▶ **Your objective**
Reproduce all entries word for word.

▶ **Dataset content**
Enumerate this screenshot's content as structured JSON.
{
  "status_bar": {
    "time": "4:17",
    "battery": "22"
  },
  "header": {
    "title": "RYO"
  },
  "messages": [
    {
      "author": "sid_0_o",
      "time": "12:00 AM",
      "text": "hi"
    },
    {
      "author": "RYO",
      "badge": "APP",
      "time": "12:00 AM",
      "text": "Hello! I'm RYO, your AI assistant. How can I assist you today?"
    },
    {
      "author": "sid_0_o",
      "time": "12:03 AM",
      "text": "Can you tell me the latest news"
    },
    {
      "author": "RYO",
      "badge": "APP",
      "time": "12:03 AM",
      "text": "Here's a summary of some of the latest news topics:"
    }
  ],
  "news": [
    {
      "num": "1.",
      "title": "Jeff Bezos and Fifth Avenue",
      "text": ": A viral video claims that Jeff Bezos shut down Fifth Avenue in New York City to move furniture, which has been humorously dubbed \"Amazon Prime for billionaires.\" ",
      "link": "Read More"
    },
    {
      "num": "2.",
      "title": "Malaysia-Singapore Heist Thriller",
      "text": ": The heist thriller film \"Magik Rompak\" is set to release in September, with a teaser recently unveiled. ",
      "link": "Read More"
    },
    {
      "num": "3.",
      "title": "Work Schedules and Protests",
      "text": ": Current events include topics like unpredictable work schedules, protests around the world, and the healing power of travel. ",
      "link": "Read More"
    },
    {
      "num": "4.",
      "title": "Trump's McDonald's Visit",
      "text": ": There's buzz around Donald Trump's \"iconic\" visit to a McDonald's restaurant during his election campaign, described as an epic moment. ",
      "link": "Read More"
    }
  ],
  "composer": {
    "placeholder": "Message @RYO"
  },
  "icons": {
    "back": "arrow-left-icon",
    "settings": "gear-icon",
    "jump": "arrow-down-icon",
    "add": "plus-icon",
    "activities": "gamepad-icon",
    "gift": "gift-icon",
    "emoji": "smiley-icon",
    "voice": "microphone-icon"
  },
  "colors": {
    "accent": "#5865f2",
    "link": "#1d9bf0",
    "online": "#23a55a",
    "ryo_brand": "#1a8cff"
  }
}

▶ **Exercise result**
Enumerate this screenshot's content as structured JSON.
{
  "status_bar": {
    "time": "4:17",
    "battery": "22"
  },
  "header": {
    "title": "RYO"
  },
  "messages": [
    {
      "author": "sid_0_o",
      "time": "12:00 AM",
      "text": "hi"
    },
    {
      "author": "RYO",
      "badge": "APP",
      "time": "12:00 AM",
      "text": "Hello! I'm RYO, your AI assistant. How can I assist you today?"
    },
    {
      "author": "sid_0_o",
      "time": "12:03 AM",
      "text": "Can you tell me the latest news"
    },
    {
      "author": "RYO",
      "badge": "APP",
      "time": "12:03 AM",
      "text": "Here's a summary of some of the latest news topics:"
    }
  ],
  "news": [
    {
      "num": "1.",
      "title": "Jeff Bezos and Fifth Avenue",
      "text": ": A viral video claims that Jeff Bezos shut down Fifth Avenue in New York City to move furniture, which has been humorously dubbed \"Amazon Prime for billionaires.\" ",
      "link": "Read More"
    },
    {
      "num": "2.",
      "title": "Malaysia-Singapore Heist Thriller",
      "text": ": The heist thriller film \"Magik Rompak\" is set to release in September, with a teaser recently unveiled. ",
      "link": "Read More"
    },
    {
      "num": "3.",
      "title": "Work Schedules and Protests",
      "text": ": Current events include topics like unpredictable work schedules, protests around the world, and the healing power of travel. ",
      "link": "Read More"
    },
    {
      "num": "4.",
      "title": "Trump's McDonald's Visit",
      "text": ": There's buzz around Donald Trump's \"iconic\" visit to a McDonald's restaurant during his election campaign, described as an epic moment. ",
      "link": "Read More"
    }
  ],
  "composer": {
    "placeholder": "Message @RYO"
  },
  "icons": {
    "back": "arrow-left-icon",
    "settings": "gear-icon",
    "jump": "arrow-down-icon",
    "add": "plus-icon",
    "activities": "gamepad-icon",
    "gift": "gift-icon",
    "emoji": "smiley-icon",
    "voice": "microphone-icon"
  },
  "colors": {
    "accent": "#5865f2",
    "link": "#1d9bf0",
    "online": "#23a55a",
    "ryo_brand": "#1a8cff"
  }
}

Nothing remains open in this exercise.